[Texte à lire]:
......

A part les historiens, qui sait encore aujourd'hui qu'au début du 20e siècle, la Lettonie était sur un pied d'égalité économique avec la Finlande? Qui se souvient que la Lettonie était un des pays européens où l'on retrouvait le plus d'intellectuels?

Par le choix de son gouvernement qui a cédé aux bolchéviques là où la Finlande a résisté, c'est tout un peuple qui a basculé dans la souffrance pour des décennies, engageant avec lui les futures générations.



Sandra Kalniete n'est pas encore ministre des affaires étrangères de Lettonie ou députée européenne au moment où elle décide de retracer le parcours de ses (arrières-grands)-parents. S'appuyant sur les souvenirs des survivants et sur les archives officielles qu'elle a pu dénicher, l'autrice déroule l'histoire de la Lettonie au 20e siècle en y intégrant sa famille.

......

[Données]:

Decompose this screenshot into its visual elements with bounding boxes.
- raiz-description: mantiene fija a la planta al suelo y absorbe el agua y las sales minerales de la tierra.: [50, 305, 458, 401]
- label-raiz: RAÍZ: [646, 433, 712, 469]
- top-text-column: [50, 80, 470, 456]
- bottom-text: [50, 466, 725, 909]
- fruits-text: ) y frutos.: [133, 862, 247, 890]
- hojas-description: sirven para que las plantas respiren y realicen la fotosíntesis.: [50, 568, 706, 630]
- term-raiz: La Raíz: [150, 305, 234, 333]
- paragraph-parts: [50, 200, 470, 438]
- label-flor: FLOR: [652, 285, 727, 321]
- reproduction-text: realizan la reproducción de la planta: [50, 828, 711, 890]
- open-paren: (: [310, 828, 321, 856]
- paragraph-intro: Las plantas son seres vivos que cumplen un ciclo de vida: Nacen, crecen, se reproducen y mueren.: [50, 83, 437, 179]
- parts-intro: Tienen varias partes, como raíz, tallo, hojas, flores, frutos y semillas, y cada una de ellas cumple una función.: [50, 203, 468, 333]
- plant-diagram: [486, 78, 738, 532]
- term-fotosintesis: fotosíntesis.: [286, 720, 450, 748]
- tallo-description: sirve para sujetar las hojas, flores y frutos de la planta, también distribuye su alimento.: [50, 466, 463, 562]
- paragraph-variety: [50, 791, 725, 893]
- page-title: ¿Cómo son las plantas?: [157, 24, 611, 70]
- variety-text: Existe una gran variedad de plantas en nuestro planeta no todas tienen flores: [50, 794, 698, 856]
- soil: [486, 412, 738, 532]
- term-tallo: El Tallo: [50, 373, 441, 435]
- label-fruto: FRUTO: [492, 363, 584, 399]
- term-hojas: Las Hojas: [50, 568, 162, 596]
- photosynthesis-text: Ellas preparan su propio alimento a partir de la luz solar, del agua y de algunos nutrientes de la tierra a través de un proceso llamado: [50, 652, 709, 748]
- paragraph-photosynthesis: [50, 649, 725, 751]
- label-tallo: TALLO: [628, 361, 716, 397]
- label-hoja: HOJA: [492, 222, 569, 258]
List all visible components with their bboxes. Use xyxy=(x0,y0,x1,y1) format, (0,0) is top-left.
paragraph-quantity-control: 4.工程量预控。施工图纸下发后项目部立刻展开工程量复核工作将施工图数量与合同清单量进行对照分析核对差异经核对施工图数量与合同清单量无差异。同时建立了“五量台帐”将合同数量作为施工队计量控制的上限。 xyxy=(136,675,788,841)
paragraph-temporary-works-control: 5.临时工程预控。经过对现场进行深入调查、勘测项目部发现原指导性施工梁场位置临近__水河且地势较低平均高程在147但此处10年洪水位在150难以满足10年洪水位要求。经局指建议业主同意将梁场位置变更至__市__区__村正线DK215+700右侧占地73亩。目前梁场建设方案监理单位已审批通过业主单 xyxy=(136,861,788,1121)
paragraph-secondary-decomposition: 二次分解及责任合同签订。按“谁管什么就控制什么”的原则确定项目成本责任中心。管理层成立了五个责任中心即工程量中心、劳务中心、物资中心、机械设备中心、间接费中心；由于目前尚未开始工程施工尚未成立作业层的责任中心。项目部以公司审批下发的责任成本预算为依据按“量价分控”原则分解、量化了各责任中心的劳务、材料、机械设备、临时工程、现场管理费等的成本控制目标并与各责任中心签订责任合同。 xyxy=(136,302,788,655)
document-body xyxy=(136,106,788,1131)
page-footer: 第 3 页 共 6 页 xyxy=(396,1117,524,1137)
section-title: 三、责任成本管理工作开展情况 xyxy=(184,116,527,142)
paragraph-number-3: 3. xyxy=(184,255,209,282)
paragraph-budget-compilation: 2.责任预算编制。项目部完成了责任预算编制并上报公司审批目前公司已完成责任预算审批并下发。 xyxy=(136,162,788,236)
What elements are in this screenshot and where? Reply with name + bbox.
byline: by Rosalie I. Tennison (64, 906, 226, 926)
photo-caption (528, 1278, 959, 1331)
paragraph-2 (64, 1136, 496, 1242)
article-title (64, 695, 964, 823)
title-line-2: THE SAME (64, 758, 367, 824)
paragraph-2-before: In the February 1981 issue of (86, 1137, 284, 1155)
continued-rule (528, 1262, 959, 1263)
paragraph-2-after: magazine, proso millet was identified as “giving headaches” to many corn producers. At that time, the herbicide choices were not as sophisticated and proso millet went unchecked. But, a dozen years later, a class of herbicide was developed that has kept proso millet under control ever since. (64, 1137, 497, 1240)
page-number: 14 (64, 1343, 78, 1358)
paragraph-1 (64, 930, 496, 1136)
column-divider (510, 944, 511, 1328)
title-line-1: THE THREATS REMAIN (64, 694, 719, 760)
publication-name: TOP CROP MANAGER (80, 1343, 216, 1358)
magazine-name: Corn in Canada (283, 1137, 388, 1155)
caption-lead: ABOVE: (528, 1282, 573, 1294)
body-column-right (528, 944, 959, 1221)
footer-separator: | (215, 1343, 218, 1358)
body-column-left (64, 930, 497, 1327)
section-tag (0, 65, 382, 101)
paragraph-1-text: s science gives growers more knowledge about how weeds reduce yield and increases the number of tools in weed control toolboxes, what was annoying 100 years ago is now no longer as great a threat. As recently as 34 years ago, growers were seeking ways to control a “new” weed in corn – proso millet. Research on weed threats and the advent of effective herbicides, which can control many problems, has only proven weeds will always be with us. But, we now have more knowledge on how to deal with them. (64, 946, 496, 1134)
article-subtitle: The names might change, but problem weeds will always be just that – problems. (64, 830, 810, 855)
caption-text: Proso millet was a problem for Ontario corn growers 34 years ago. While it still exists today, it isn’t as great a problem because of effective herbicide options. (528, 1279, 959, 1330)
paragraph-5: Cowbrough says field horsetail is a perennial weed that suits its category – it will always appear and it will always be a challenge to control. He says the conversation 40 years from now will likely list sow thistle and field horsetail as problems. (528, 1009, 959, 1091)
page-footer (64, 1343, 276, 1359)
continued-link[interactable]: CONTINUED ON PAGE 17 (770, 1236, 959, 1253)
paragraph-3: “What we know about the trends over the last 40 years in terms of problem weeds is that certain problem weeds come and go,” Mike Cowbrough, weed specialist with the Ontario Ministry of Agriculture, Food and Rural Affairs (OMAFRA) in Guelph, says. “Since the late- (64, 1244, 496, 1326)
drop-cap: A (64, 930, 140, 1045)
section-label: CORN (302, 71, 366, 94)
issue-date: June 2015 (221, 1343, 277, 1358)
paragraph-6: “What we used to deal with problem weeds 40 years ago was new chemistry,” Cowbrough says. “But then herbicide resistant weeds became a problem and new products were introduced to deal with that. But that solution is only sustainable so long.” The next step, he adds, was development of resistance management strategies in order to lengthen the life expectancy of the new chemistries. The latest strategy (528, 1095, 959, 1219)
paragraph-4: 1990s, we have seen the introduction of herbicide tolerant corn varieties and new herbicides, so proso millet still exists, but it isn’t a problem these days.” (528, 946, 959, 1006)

......

Rédigez la suite du texte sur l'histoire de la Lettonie en reprenant juste après sa dernière phrase.

De notre côté de l'Europe, nous n'avons pas une connaissance très pointue de ce qu'il s'est passé dans les pays baltes au moment de la montée du fascisme en Europe. Parce que, comme le dit l'autrice, au moment où Pétain posait les armes en France, "Le destin des petits états baltes était insignifiant comparé à la tragédie qui ébranlait l'Europe et le Monde". Et c'est un peu ce sentiment d'être les oubliés des hommes qui sourd à travers tout le récit. Personne pour arrêter les déportations vers la Sibérie, personne pour délivrer les lettons du IIIe Reich, personne pour arrêter les horreurs commises dans les camps de travail, personne pour s'opposer à Staline....



L'autrice documente chaque chiffre avancé, chaque fait historique... Vu qu'elle regrette que certains historiens, encore au début du 21e siècle, continuent de soutenir que les lettons étaient favorables à Hitler (alors que finalement ils étaient dans la même situation que la France de Pétain), je pense qu'elle a voulu à tout prix ne pas être prise en défaut, sur le moindre petit détail. Ce qui était intéressant pour le lecteur, c'est qu'elle a fait le choix d'insérer certaines explications plus politiques ou techniques dans des notes en bas de page, permettant ainsi le poursuite d'une lecture fluide dans le texte.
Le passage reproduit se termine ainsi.